Lines containing "YOUR" are to be counted. Give the number and nothing more.

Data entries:
---+---

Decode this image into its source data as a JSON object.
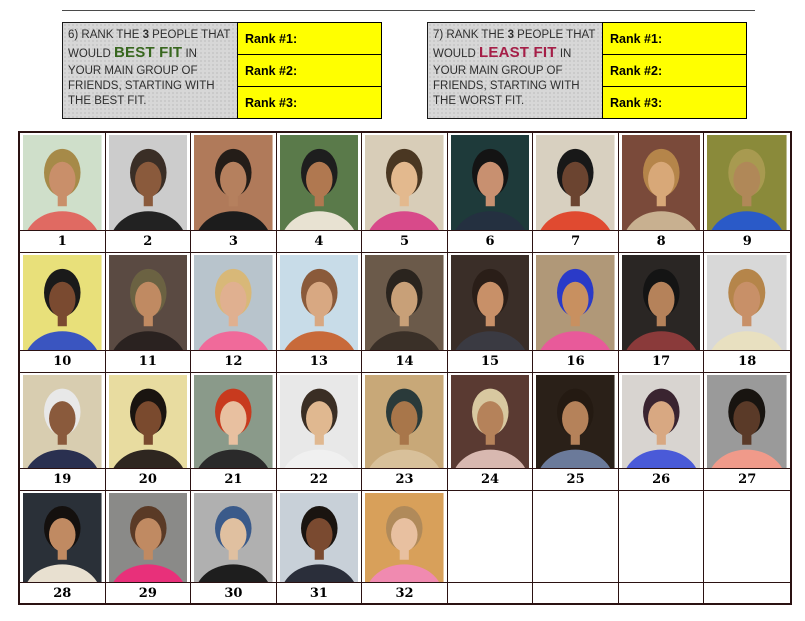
{
  "page": {
    "background": "#ffffff"
  },
  "colors": {
    "rank_cell_bg": "#ffff00",
    "question_box_bg": "#d7d7d7",
    "grid_border": "#2b1212",
    "best_fit_green": "#38671f",
    "least_fit_red": "#a51e47"
  },
  "questions": [
    {
      "pre": "6) RANK THE ",
      "num": "3",
      "mid": " PEOPLE THAT WOULD ",
      "highlight": "BEST FIT",
      "highlight_color": "#38671f",
      "post": " IN YOUR MAIN GROUP OF FRIENDS, STARTING WITH THE BEST FIT.",
      "ranks": [
        "Rank #1:",
        "Rank #2:",
        "Rank #3:"
      ]
    },
    {
      "pre": "7) RANK THE ",
      "num": "3",
      "mid": " PEOPLE THAT WOULD ",
      "highlight": "LEAST FIT",
      "highlight_color": "#a51e47",
      "post": " IN YOUR MAIN GROUP OF FRIENDS, STARTING WITH THE WORST FIT.",
      "ranks": [
        "Rank #1:",
        "Rank #2:",
        "Rank #3:"
      ]
    }
  ],
  "grid": {
    "columns": 9,
    "rows": 4,
    "empty_trailing_cells": 4,
    "people": [
      {
        "n": "1",
        "bg": "#cfdfca",
        "hair": "#a68a48",
        "skin": "#c98f6a",
        "shirt": "#e06a62"
      },
      {
        "n": "2",
        "bg": "#cccccc",
        "hair": "#3a2e26",
        "skin": "#8a5a3c",
        "shirt": "#222222"
      },
      {
        "n": "3",
        "bg": "#b07a5a",
        "hair": "#241d18",
        "skin": "#b5805e",
        "shirt": "#1c1c1c"
      },
      {
        "n": "4",
        "bg": "#5a7a4a",
        "hair": "#1e1e1e",
        "skin": "#b07850",
        "shirt": "#e8e2d2"
      },
      {
        "n": "5",
        "bg": "#d8cdb8",
        "hair": "#4a3722",
        "skin": "#e3b98e",
        "shirt": "#d84a8a"
      },
      {
        "n": "6",
        "bg": "#1e3a3a",
        "hair": "#141414",
        "skin": "#c89070",
        "shirt": "#243040"
      },
      {
        "n": "7",
        "bg": "#d8d0c0",
        "hair": "#181818",
        "skin": "#6b4430",
        "shirt": "#e04a30"
      },
      {
        "n": "8",
        "bg": "#7a4a3a",
        "hair": "#b5854a",
        "skin": "#d8a878",
        "shirt": "#c8b090"
      },
      {
        "n": "9",
        "bg": "#8a8a3a",
        "hair": "#a89a50",
        "skin": "#b08858",
        "shirt": "#2a5ac8"
      },
      {
        "n": "10",
        "bg": "#e8e07a",
        "hair": "#1a1a1a",
        "skin": "#7a4a30",
        "shirt": "#3a55c0"
      },
      {
        "n": "11",
        "bg": "#5a4a42",
        "hair": "#6b6242",
        "skin": "#c08a62",
        "shirt": "#2a2220"
      },
      {
        "n": "12",
        "bg": "#b8c4cc",
        "hair": "#d8b878",
        "skin": "#e0b090",
        "shirt": "#f06a9a"
      },
      {
        "n": "13",
        "bg": "#c8dce8",
        "hair": "#8a5a3a",
        "skin": "#d8a882",
        "shirt": "#c86a3a"
      },
      {
        "n": "14",
        "bg": "#6b5a4a",
        "hair": "#2a241e",
        "skin": "#c8a078",
        "shirt": "#3a3028"
      },
      {
        "n": "15",
        "bg": "#3a2e28",
        "hair": "#2a1e18",
        "skin": "#c89068",
        "shirt": "#3a3a42"
      },
      {
        "n": "16",
        "bg": "#b09878",
        "hair": "#2a3ac8",
        "skin": "#c89060",
        "shirt": "#e85a9a"
      },
      {
        "n": "17",
        "bg": "#2a2624",
        "hair": "#141414",
        "skin": "#b5825a",
        "shirt": "#8a3a3a"
      },
      {
        "n": "18",
        "bg": "#d8d8d8",
        "hair": "#b5854a",
        "skin": "#c89068",
        "shirt": "#e8e0c0"
      },
      {
        "n": "19",
        "bg": "#d8cdb0",
        "hair": "#e8e8e8",
        "skin": "#8a5a3c",
        "shirt": "#2a3050"
      },
      {
        "n": "20",
        "bg": "#e8dca0",
        "hair": "#1a1410",
        "skin": "#7a4a2e",
        "shirt": "#2e2620"
      },
      {
        "n": "21",
        "bg": "#8a9a8a",
        "hair": "#c83a1e",
        "skin": "#e8c0a0",
        "shirt": "#2a2a2a"
      },
      {
        "n": "22",
        "bg": "#e8e8e8",
        "hair": "#3a2e24",
        "skin": "#e0b890",
        "shirt": "#f0f0f0"
      },
      {
        "n": "23",
        "bg": "#c8a878",
        "hair": "#2a3a3a",
        "skin": "#a8764a",
        "shirt": "#d8c09a"
      },
      {
        "n": "24",
        "bg": "#5a3a32",
        "hair": "#d8c8a0",
        "skin": "#b5825a",
        "shirt": "#d8b8b0"
      },
      {
        "n": "25",
        "bg": "#2a2018",
        "hair": "#241a12",
        "skin": "#b5825a",
        "shirt": "#6b7a9a"
      },
      {
        "n": "26",
        "bg": "#d8d4d0",
        "hair": "#3a2430",
        "skin": "#d8a882",
        "shirt": "#4a5ad8"
      },
      {
        "n": "27",
        "bg": "#9a9a9a",
        "hair": "#181410",
        "skin": "#5a3a28",
        "shirt": "#f09a8a"
      },
      {
        "n": "28",
        "bg": "#2a3038",
        "hair": "#14100e",
        "skin": "#c08a62",
        "shirt": "#e8e0d0"
      },
      {
        "n": "29",
        "bg": "#8a8a88",
        "hair": "#5a3a26",
        "skin": "#c08a62",
        "shirt": "#e8307a"
      },
      {
        "n": "30",
        "bg": "#b0b0b0",
        "hair": "#3a5a8a",
        "skin": "#e0c0a0",
        "shirt": "#1e1e1e"
      },
      {
        "n": "31",
        "bg": "#c8d0d8",
        "hair": "#1a1410",
        "skin": "#7a4a30",
        "shirt": "#2a2e3a"
      },
      {
        "n": "32",
        "bg": "#d8a05a",
        "hair": "#b08a5a",
        "skin": "#e8c0a0",
        "shirt": "#f08ab0"
      }
    ]
  }
}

---+---

• **Final result**
2